Provided data:
START
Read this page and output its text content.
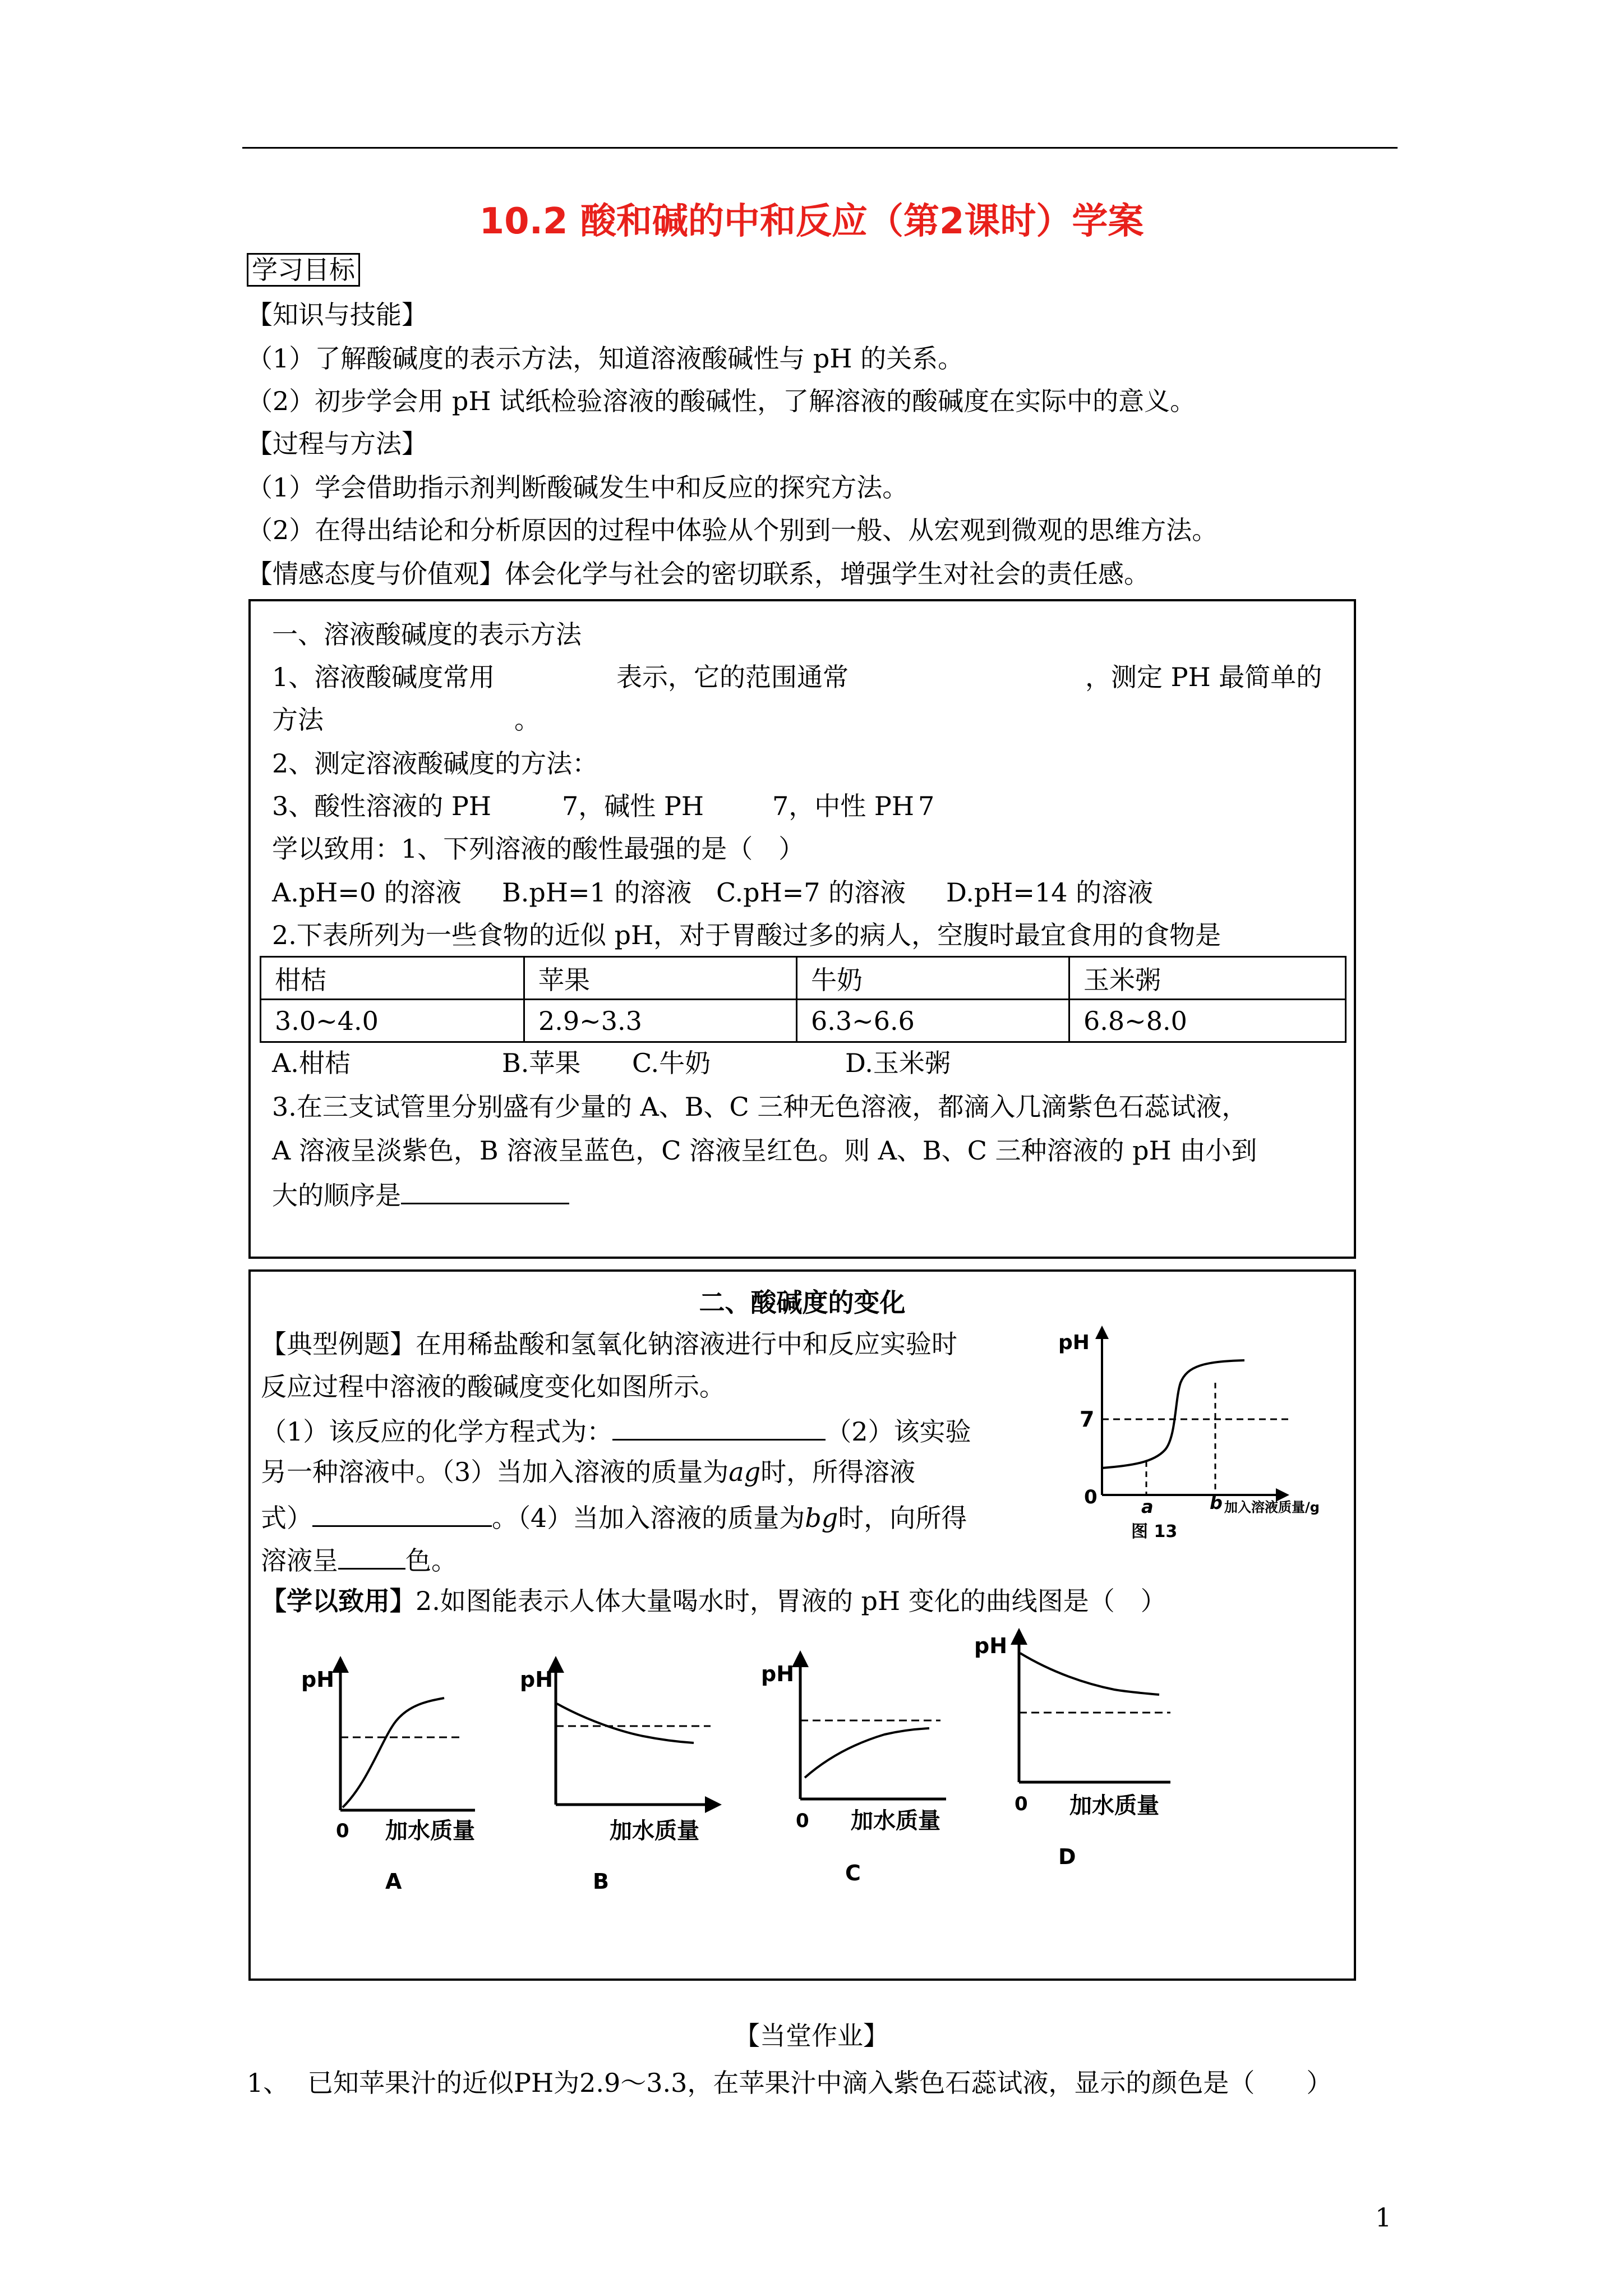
10.2 酸和碱的中和反应（第2课时）学案
学习目标
【知识与技能】
（1）了解酸碱度的表示方法，知道溶液酸碱性与 pH 的关系。
（2）初步学会用 pH 试纸检验溶液的酸碱性，了解溶液的酸碱度在实际中的意义。
【过程与方法】
（1）学会借助指示剂判断酸碱发生中和反应的探究方法。
（2）在得出结论和分析原因的过程中体验从个别到一般、从宏观到微观的思维方法。
【情感态度与价值观】体会化学与社会的密切联系，增强学生对社会的责任感。
一、溶液酸碱度的表示方法
1、溶液酸碱度常用	表示，它的范围通常	，测定 PH 最简单的
方法	。
2、测定溶液酸碱度的方法：
3、酸性溶液的 PH	7，碱性 PH	7，中性 PH 7
学以致用：1、下列溶液的酸性最强的是（　）
A.pH=0 的溶液 B.pH=1 的溶液 C.pH=7 的溶液 D.pH=14 的溶液
2.下表所列为一些食物的近似 pH，对于胃酸过多的病人，空腹时最宜食用的食物是
柑桔	苹果	牛奶	玉米粥
3.0~4.0	2.9~3.3	6.3~6.6	6.8~8.0
A.柑桔	B.苹果 C.牛奶	D.玉米粥
3.在三支试管里分别盛有少量的 A、B、C 三种无色溶液，都滴入几滴紫色石蕊试液，
A 溶液呈淡紫色，B 溶液呈蓝色，C 溶液呈红色。则 A、B、C 三种溶液的 pH 由小到
大的顺序是
二、酸碱度的变化
【典型例题】在用稀盐酸和氢氧化钠溶液进行中和反应实验时
反应过程中溶液的酸碱度变化如图所示。
（1）该反应的化学方程式为：	（2）该实验
另一种溶液中。（3）当加入溶液的质量为ag时，所得溶液
式）	。（4）当加入溶液的质量为bg时，向所得
溶液呈	色。
【学以致用】2.如图能表示人体大量喝水时，胃液的 pH 变化的曲线图是（　）
pH
7
0 a	b 加入溶液质量/g
图 13
pH
0 加水质量
A
pH
加水质量
B
pH
0 加水质量
C
pH
0 加水质量
D
【当堂作业】
1、 已知苹果汁的近似PH为2.9～3.3，在苹果汁中滴入紫色石蕊试液，显示的颜色是（　　）
1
END
Looking at the records above, report how many lines contain the word "学以致用". Answer with the number only.

Problem solution: 2